─── MATERIAL SUPPLIED ───

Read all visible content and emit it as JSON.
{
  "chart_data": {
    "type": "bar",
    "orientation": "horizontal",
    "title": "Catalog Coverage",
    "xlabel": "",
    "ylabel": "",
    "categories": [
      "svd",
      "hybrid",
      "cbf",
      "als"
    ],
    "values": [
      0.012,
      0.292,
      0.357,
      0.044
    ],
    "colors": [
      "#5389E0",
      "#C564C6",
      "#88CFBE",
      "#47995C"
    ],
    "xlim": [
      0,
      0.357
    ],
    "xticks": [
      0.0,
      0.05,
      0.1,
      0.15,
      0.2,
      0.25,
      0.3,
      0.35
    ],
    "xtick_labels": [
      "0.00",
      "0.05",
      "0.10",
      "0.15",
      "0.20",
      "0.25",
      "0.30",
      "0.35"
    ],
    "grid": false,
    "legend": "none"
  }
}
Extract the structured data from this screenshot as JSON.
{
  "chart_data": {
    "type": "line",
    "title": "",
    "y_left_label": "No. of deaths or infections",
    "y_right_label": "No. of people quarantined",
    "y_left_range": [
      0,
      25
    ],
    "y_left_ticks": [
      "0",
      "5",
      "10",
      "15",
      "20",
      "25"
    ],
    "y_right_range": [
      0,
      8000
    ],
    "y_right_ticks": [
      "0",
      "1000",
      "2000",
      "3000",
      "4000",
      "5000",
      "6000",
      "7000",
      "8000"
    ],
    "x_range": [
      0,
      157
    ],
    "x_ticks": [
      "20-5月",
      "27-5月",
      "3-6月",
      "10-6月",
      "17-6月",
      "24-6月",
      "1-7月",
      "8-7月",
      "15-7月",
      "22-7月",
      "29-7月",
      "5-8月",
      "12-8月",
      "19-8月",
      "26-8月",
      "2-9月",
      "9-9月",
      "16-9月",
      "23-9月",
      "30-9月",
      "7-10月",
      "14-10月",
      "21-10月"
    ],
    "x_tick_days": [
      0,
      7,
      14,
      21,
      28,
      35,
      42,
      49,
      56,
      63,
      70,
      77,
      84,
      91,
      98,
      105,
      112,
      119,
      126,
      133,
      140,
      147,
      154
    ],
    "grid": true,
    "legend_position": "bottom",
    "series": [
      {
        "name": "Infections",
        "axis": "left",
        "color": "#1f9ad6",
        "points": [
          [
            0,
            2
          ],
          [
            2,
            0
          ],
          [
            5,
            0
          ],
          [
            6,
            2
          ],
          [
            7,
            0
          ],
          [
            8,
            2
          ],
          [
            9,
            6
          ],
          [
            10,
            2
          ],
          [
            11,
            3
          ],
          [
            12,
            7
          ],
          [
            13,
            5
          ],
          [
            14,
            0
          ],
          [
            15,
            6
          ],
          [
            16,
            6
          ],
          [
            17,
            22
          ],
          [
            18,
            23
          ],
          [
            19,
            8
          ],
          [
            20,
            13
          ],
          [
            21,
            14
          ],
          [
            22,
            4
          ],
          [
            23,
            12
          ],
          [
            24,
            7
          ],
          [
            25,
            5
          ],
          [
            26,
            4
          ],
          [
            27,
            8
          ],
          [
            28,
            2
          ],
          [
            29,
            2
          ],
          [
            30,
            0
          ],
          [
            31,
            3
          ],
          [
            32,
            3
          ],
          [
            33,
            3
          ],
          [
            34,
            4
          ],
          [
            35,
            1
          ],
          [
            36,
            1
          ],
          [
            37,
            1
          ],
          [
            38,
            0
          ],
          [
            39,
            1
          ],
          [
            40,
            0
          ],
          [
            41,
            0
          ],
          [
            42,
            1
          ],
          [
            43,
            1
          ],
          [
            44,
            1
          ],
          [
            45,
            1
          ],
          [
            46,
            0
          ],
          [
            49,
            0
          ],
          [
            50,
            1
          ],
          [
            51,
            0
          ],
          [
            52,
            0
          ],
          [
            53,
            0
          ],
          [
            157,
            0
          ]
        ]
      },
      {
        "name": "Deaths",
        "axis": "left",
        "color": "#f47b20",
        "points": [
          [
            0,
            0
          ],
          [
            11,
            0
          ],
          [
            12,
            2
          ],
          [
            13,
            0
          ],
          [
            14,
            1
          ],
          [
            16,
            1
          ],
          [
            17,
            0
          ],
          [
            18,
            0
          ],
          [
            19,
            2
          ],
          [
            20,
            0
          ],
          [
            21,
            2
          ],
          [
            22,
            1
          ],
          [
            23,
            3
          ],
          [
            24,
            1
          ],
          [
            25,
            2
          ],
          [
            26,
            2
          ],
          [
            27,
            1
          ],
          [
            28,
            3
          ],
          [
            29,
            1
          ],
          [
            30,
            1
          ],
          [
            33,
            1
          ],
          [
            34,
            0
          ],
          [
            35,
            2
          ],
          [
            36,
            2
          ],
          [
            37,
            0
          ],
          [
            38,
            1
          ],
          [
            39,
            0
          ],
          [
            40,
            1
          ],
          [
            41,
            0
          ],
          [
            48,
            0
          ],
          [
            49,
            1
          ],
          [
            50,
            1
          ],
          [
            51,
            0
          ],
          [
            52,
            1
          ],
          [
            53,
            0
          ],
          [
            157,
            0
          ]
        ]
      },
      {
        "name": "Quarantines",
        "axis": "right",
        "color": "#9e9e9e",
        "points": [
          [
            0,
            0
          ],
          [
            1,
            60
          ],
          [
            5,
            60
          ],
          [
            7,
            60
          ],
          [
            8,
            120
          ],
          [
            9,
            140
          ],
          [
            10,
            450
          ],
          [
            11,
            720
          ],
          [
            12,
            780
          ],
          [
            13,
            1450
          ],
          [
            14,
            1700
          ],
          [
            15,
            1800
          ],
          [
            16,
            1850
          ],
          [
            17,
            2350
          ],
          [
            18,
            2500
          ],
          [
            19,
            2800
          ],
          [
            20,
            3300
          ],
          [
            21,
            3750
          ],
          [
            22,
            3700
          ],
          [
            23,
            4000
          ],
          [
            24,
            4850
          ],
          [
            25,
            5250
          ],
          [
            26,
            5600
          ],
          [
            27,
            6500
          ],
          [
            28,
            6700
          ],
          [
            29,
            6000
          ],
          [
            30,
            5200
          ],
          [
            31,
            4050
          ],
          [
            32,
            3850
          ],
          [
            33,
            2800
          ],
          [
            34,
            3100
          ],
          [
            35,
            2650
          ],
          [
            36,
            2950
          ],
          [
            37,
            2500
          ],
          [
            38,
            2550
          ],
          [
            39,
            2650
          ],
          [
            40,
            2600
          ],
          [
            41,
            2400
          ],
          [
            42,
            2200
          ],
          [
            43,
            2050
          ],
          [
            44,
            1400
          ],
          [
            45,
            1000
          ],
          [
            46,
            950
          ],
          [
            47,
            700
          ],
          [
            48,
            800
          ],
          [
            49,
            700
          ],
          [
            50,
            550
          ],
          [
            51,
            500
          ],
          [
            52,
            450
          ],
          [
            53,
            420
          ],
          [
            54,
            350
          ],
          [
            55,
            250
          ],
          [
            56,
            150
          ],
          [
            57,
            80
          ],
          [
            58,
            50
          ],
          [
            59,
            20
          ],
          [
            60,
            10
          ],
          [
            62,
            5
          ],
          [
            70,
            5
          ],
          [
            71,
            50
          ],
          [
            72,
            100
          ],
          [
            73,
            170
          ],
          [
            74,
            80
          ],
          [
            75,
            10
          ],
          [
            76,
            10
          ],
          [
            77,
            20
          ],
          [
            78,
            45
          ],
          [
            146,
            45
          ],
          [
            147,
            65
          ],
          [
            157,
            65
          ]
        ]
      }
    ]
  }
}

───

PROMPT: Copy out every line of the data above, exactly as given.

EXERCISE RESULT:
Read all visible content and emit it as JSON.
{
  "chart_data": {
    "type": "bar",
    "orientation": "horizontal",
    "title": "Catalog Coverage",
    "xlabel": "",
    "ylabel": "",
    "categories": [
      "svd",
      "hybrid",
      "cbf",
      "als"
    ],
    "values": [
      0.012,
      0.292,
      0.357,
      0.044
    ],
    "colors": [
      "#5389E0",
      "#C564C6",
      "#88CFBE",
      "#47995C"
    ],
    "xlim": [
      0,
      0.357
    ],
    "xticks": [
      0.0,
      0.05,
      0.1,
      0.15,
      0.2,
      0.25,
      0.3,
      0.35
    ],
    "xtick_labels": [
      "0.00",
      "0.05",
      "0.10",
      "0.15",
      "0.20",
      "0.25",
      "0.30",
      "0.35"
    ],
    "grid": false,
    "legend": "none"
  }
}
Extract the structured data from this screenshot as JSON.
{
  "chart_data": {
    "type": "line",
    "title": "",
    "y_left_label": "No. of deaths or infections",
    "y_right_label": "No. of people quarantined",
    "y_left_range": [
      0,
      25
    ],
    "y_left_ticks": [
      "0",
      "5",
      "10",
      "15",
      "20",
      "25"
    ],
    "y_right_range": [
      0,
      8000
    ],
    "y_right_ticks": [
      "0",
      "1000",
      "2000",
      "3000",
      "4000",
      "5000",
      "6000",
      "7000",
      "8000"
    ],
    "x_range": [
      0,
      157
    ],
    "x_ticks": [
      "20-5月",
      "27-5月",
      "3-6月",
      "10-6月",
      "17-6月",
      "24-6月",
      "1-7月",
      "8-7月",
      "15-7月",
      "22-7月",
      "29-7月",
      "5-8月",
      "12-8月",
      "19-8月",
      "26-8月",
      "2-9月",
      "9-9月",
      "16-9月",
      "23-9月",
      "30-9月",
      "7-10月",
      "14-10月",
      "21-10月"
    ],
    "x_tick_days": [
      0,
      7,
      14,
      21,
      28,
      35,
      42,
      49,
      56,
      63,
      70,
      77,
      84,
      91,
      98,
      105,
      112,
      119,
      126,
      133,
      140,
      147,
      154
    ],
    "grid": true,
    "legend_position": "bottom",
    "series": [
      {
        "name": "Infections",
        "axis": "left",
        "color": "#1f9ad6",
        "points": [
          [
            0,
            2
          ],
          [
            2,
            0
          ],
          [
            5,
            0
          ],
          [
            6,
            2
          ],
          [
            7,
            0
          ],
          [
            8,
            2
          ],
          [
            9,
            6
          ],
          [
            10,
            2
          ],
          [
            11,
            3
          ],
          [
            12,
            7
          ],
          [
            13,
            5
          ],
          [
            14,
            0
          ],
          [
            15,
            6
          ],
          [
            16,
            6
          ],
          [
            17,
            22
          ],
          [
            18,
            23
          ],
          [
            19,
            8
          ],
          [
            20,
            13
          ],
          [
            21,
            14
          ],
          [
            22,
            4
          ],
          [
            23,
            12
          ],
          [
            24,
            7
          ],
          [
            25,
            5
          ],
          [
            26,
            4
          ],
          [
            27,
            8
          ],
          [
            28,
            2
          ],
          [
            29,
            2
          ],
          [
            30,
            0
          ],
          [
            31,
            3
          ],
          [
            32,
            3
          ],
          [
            33,
            3
          ],
          [
            34,
            4
          ],
          [
            35,
            1
          ],
          [
            36,
            1
          ],
          [
            37,
            1
          ],
          [
            38,
            0
          ],
          [
            39,
            1
          ],
          [
            40,
            0
          ],
          [
            41,
            0
          ],
          [
            42,
            1
          ],
          [
            43,
            1
          ],
          [
            44,
            1
          ],
          [
            45,
            1
          ],
          [
            46,
            0
          ],
          [
            49,
            0
          ],
          [
            50,
            1
          ],
          [
            51,
            0
          ],
          [
            52,
            0
          ],
          [
            53,
            0
          ],
          [
            157,
            0
          ]
        ]
      },
      {
        "name": "Deaths",
        "axis": "left",
        "color": "#f47b20",
        "points": [
          [
            0,
            0
          ],
          [
            11,
            0
          ],
          [
            12,
            2
          ],
          [
            13,
            0
          ],
          [
            14,
            1
          ],
          [
            16,
            1
          ],
          [
            17,
            0
          ],
          [
            18,
            0
          ],
          [
            19,
            2
          ],
          [
            20,
            0
          ],
          [
            21,
            2
          ],
          [
            22,
            1
          ],
          [
            23,
            3
          ],
          [
            24,
            1
          ],
          [
            25,
            2
          ],
          [
            26,
            2
          ],
          [
            27,
            1
          ],
          [
            28,
            3
          ],
          [
            29,
            1
          ],
          [
            30,
            1
          ],
          [
            33,
            1
          ],
          [
            34,
            0
          ],
          [
            35,
            2
          ],
          [
            36,
            2
          ],
          [
            37,
            0
          ],
          [
            38,
            1
          ],
          [
            39,
            0
          ],
          [
            40,
            1
          ],
          [
            41,
            0
          ],
          [
            48,
            0
          ],
          [
            49,
            1
          ],
          [
            50,
            1
          ],
          [
            51,
            0
          ],
          [
            52,
            1
          ],
          [
            53,
            0
          ],
          [
            157,
            0
          ]
        ]
      },
      {
        "name": "Quarantines",
        "axis": "right",
        "color": "#9e9e9e",
        "points": [
          [
            0,
            0
          ],
          [
            1,
            60
          ],
          [
            5,
            60
          ],
          [
            7,
            60
          ],
          [
            8,
            120
          ],
          [
            9,
            140
          ],
          [
            10,
            450
          ],
          [
            11,
            720
          ],
          [
            12,
            780
          ],
          [
            13,
            1450
          ],
          [
            14,
            1700
          ],
          [
            15,
            1800
          ],
          [
            16,
            1850
          ],
          [
            17,
            2350
          ],
          [
            18,
            2500
          ],
          [
            19,
            2800
          ],
          [
            20,
            3300
          ],
          [
            21,
            3750
          ],
          [
            22,
            3700
          ],
          [
            23,
            4000
          ],
          [
            24,
            4850
          ],
          [
            25,
            5250
          ],
          [
            26,
            5600
          ],
          [
            27,
            6500
          ],
          [
            28,
            6700
          ],
          [
            29,
            6000
          ],
          [
            30,
            5200
          ],
          [
            31,
            4050
          ],
          [
            32,
            3850
          ],
          [
            33,
            2800
          ],
          [
            34,
            3100
          ],
          [
            35,
            2650
          ],
          [
            36,
            2950
          ],
          [
            37,
            2500
          ],
          [
            38,
            2550
          ],
          [
            39,
            2650
          ],
          [
            40,
            2600
          ],
          [
            41,
            2400
          ],
          [
            42,
            2200
          ],
          [
            43,
            2050
          ],
          [
            44,
            1400
          ],
          [
            45,
            1000
          ],
          [
            46,
            950
          ],
          [
            47,
            700
          ],
          [
            48,
            800
          ],
          [
            49,
            700
          ],
          [
            50,
            550
          ],
          [
            51,
            500
          ],
          [
            52,
            450
          ],
          [
            53,
            420
          ],
          [
            54,
            350
          ],
          [
            55,
            250
          ],
          [
            56,
            150
          ],
          [
            57,
            80
          ],
          [
            58,
            50
          ],
          [
            59,
            20
          ],
          [
            60,
            10
          ],
          [
            62,
            5
          ],
          [
            70,
            5
          ],
          [
            71,
            50
          ],
          [
            72,
            100
          ],
          [
            73,
            170
          ],
          [
            74,
            80
          ],
          [
            75,
            10
          ],
          [
            76,
            10
          ],
          [
            77,
            20
          ],
          [
            78,
            45
          ],
          [
            146,
            45
          ],
          [
            147,
            65
          ],
          [
            157,
            65
          ]
        ]
      }
    ]
  }
}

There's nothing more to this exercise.